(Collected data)
<<<<
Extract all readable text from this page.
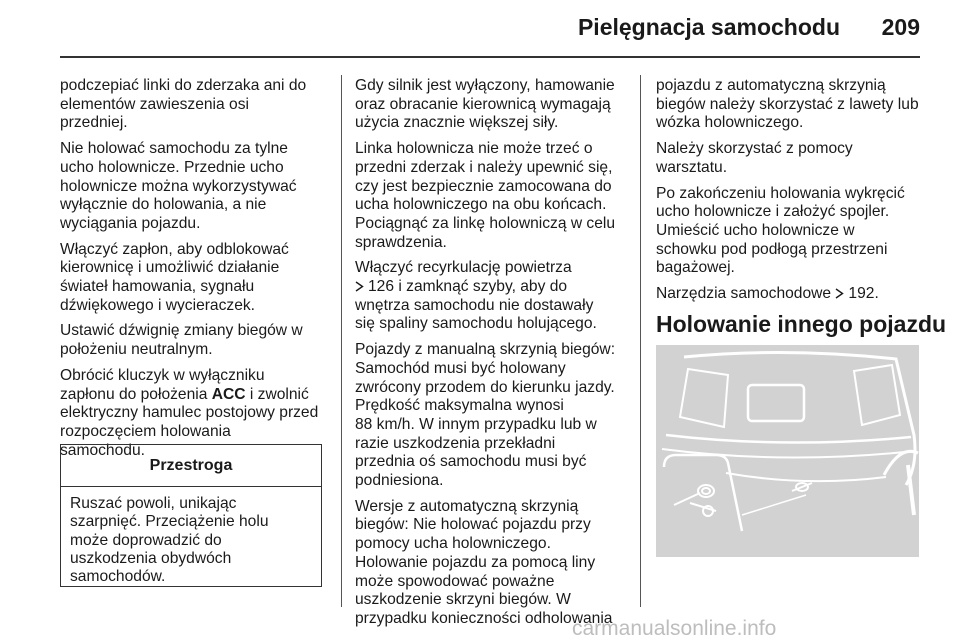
Pielęgnacja samochodu 209

podczepiać linki do zderzaka ani do
elementów zawieszenia osi
przedniej.

Nie holować samochodu za tylne
ucho holownicze. Przednie ucho
holownicze można wykorzystywać
wyłącznie do holowania, a nie
wyciągania pojazdu.

Włączyć zapłon, aby odblokować
kierownicę i umożliwić działanie
świateł hamowania, sygnału
dźwiękowego i wycieraczek.

Ustawić dźwignię zmiany biegów w
położeniu neutralnym.

Obrócić kluczyk w wyłączniku
zapłonu do położenia ACC i zwolnić
elektryczny hamulec postojowy przed
rozpoczęciem holowania
samochodu.

Przestroga
Ruszać powoli, unikając
szarpnięć. Przeciążenie holu
może doprowadzić do
uszkodzenia obydwóch
samochodów.

Gdy silnik jest wyłączony, hamowanie
oraz obracanie kierownicą wymagają
użycia znacznie większej siły.

Linka holownicza nie może trzeć o
przedni zderzak i należy upewnić się,
czy jest bezpiecznie zamocowana do
ucha holowniczego na obu końcach.
Pociągnąć za linkę holowniczą w celu
sprawdzenia.

Włączyć recyrkulację powietrza
126 i zamknąć szyby, aby do
wnętrza samochodu nie dostawały
się spaliny samochodu holującego.

Pojazdy z manualną skrzynią biegów:
Samochód musi być holowany
zwrócony przodem do kierunku jazdy.
Prędkość maksymalna wynosi
88 km/h. W innym przypadku lub w
razie uszkodzenia przekładni
przednia oś samochodu musi być
podniesiona.

Wersje z automatyczną skrzynią
biegów: Nie holować pojazdu przy
pomocy ucha holowniczego.
Holowanie pojazdu za pomocą liny
może spowodować poważne
uszkodzenie skrzyni biegów. W
przypadku konieczności odholowania

pojazdu z automatyczną skrzynią
biegów należy skorzystać z lawety lub
wózka holowniczego.

Należy skorzystać z pomocy
warsztatu.

Po zakończeniu holowania wykręcić
ucho holownicze i założyć spojler.
Umieścić ucho holownicze w
schowku pod podłogą przestrzeni
bagażowej.

Narzędzia samochodowe 192.

Holowanie innego pojazdu
carmanualsonline.info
>>>>
→ THE PROBLEM: Across the data, tally the lines containing "skorzystać" and give back the number alone.

→ RESULT BELOW: 2